## The data
+ + +
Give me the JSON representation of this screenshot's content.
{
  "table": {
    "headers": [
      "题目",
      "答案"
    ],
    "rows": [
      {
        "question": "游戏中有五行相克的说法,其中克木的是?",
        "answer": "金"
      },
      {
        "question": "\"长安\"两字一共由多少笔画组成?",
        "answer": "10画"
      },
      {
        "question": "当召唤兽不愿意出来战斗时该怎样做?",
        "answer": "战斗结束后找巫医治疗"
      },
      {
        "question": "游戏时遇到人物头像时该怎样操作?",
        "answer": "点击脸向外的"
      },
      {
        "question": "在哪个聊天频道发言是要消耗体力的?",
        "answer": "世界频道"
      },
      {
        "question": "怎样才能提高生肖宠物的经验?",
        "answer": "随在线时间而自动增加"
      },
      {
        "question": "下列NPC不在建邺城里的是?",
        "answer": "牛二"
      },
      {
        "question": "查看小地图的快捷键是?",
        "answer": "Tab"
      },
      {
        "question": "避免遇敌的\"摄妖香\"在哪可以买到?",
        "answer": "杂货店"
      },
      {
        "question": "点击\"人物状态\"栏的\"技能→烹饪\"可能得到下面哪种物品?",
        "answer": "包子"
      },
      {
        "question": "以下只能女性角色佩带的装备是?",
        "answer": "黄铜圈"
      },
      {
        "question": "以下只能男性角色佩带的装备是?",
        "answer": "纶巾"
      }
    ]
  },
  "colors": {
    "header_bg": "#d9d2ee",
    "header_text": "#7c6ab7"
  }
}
+ + +
## Aim of the exercise
Look over the records above and copy each line that includes the string "answer".

## Exercise output
        "answer": "金"
        "answer": "10画"
        "answer": "战斗结束后找巫医治疗"
        "answer": "点击脸向外的"
        "answer": "世界频道"
        "answer": "随在线时间而自动增加"
        "answer": "牛二"
        "answer": "Tab"
        "answer": "杂货店"
        "answer": "包子"
        "answer": "黄铜圈"
        "answer": "纶巾"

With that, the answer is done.